> _What to do_
Transcribe each entry below exactly. Pictures do not go in the copy.

> _Records from a data collection_
************
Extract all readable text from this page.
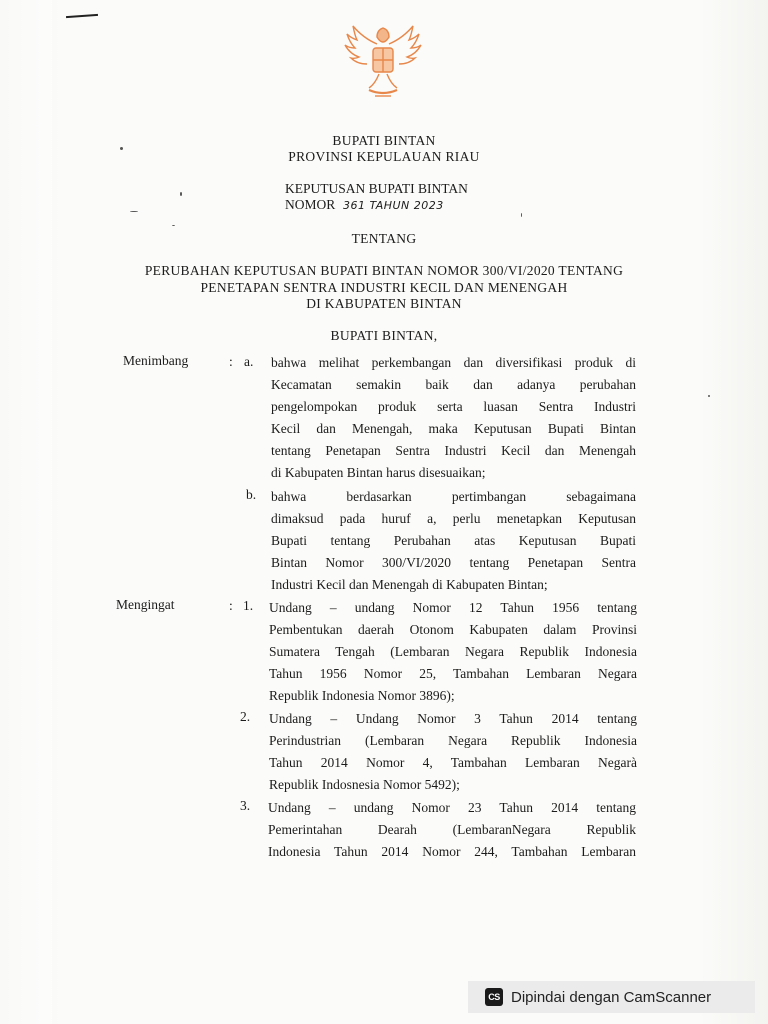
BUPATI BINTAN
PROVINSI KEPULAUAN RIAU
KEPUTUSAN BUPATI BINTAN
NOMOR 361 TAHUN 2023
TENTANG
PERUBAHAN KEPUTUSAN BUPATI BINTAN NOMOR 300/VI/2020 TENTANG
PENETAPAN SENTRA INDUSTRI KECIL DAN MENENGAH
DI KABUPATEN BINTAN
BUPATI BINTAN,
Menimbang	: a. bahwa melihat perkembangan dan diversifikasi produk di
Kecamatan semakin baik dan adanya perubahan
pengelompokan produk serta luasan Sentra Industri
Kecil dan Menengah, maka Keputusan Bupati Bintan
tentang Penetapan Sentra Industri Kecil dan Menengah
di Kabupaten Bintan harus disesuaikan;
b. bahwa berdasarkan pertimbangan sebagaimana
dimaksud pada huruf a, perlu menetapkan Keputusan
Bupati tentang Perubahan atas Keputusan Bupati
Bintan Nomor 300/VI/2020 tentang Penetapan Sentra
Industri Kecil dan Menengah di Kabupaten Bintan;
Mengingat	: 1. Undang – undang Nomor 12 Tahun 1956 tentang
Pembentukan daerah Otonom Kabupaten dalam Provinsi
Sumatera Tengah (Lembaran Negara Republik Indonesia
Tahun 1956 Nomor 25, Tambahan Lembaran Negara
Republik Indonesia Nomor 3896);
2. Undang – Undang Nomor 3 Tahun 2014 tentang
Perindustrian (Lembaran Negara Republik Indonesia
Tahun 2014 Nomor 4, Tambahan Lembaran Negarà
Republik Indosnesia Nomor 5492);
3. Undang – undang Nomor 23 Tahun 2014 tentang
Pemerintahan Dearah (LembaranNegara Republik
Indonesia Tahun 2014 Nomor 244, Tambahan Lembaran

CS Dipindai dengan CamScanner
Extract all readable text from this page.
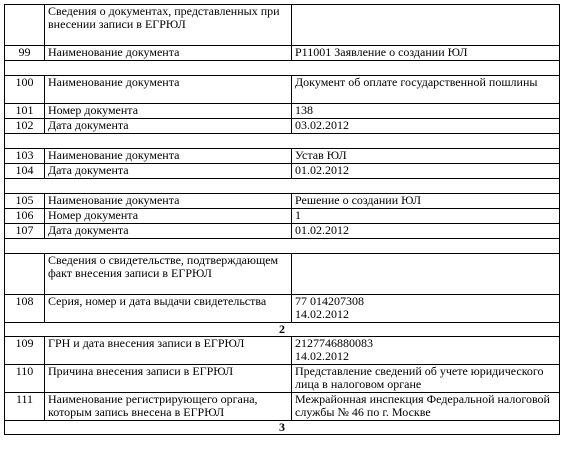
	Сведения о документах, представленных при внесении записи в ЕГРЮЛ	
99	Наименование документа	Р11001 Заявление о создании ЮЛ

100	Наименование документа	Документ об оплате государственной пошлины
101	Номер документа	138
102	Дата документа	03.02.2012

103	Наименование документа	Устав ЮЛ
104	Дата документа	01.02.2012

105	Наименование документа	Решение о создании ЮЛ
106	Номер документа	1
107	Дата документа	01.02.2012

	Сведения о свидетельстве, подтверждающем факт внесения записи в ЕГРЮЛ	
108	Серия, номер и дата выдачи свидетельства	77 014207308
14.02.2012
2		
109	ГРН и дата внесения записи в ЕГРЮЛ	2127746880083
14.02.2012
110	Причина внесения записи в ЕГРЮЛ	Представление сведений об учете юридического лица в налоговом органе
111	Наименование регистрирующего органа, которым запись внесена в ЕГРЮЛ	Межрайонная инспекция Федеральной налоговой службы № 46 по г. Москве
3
************
> _Written solution_
Extract all readable text from this page.
BUPATI BINTAN
PROVINSI KEPULAUAN RIAU
KEPUTUSAN BUPATI BINTAN
NOMOR 361 TAHUN 2023
TENTANG
PERUBAHAN KEPUTUSAN BUPATI BINTAN NOMOR 300/VI/2020 TENTANG
PENETAPAN SENTRA INDUSTRI KECIL DAN MENENGAH
DI KABUPATEN BINTAN
BUPATI BINTAN,
Menimbang	: a. bahwa melihat perkembangan dan diversifikasi produk di
Kecamatan semakin baik dan adanya perubahan
pengelompokan produk serta luasan Sentra Industri
Kecil dan Menengah, maka Keputusan Bupati Bintan
tentang Penetapan Sentra Industri Kecil dan Menengah
di Kabupaten Bintan harus disesuaikan;
b. bahwa berdasarkan pertimbangan sebagaimana
dimaksud pada huruf a, perlu menetapkan Keputusan
Bupati tentang Perubahan atas Keputusan Bupati
Bintan Nomor 300/VI/2020 tentang Penetapan Sentra
Industri Kecil dan Menengah di Kabupaten Bintan;
Mengingat	: 1. Undang – undang Nomor 12 Tahun 1956 tentang
Pembentukan daerah Otonom Kabupaten dalam Provinsi
Sumatera Tengah (Lembaran Negara Republik Indonesia
Tahun 1956 Nomor 25, Tambahan Lembaran Negara
Republik Indonesia Nomor 3896);
2. Undang – Undang Nomor 3 Tahun 2014 tentang
Perindustrian (Lembaran Negara Republik Indonesia
Tahun 2014 Nomor 4, Tambahan Lembaran Negarà
Republik Indosnesia Nomor 5492);
3. Undang – undang Nomor 23 Tahun 2014 tentang
Pemerintahan Dearah (LembaranNegara Republik
Indonesia Tahun 2014 Nomor 244, Tambahan Lembaran

CS Dipindai dengan CamScanner
Extract all readable text from this page.
	Сведения о документах, представленных при внесении записи в ЕГРЮЛ	
99	Наименование документа	Р11001 Заявление о создании ЮЛ

100	Наименование документа	Документ об оплате государственной пошлины
101	Номер документа	138
102	Дата документа	03.02.2012

103	Наименование документа	Устав ЮЛ
104	Дата документа	01.02.2012

105	Наименование документа	Решение о создании ЮЛ
106	Номер документа	1
107	Дата документа	01.02.2012

	Сведения о свидетельстве, подтверждающем факт внесения записи в ЕГРЮЛ	
108	Серия, номер и дата выдачи свидетельства	77 014207308
14.02.2012
2		
109	ГРН и дата внесения записи в ЕГРЮЛ	2127746880083
14.02.2012
110	Причина внесения записи в ЕГРЮЛ	Представление сведений об учете юридического лица в налоговом органе
111	Наименование регистрирующего органа, которым запись внесена в ЕГРЮЛ	Межрайонная инспекция Федеральной налоговой службы № 46 по г. Москве
3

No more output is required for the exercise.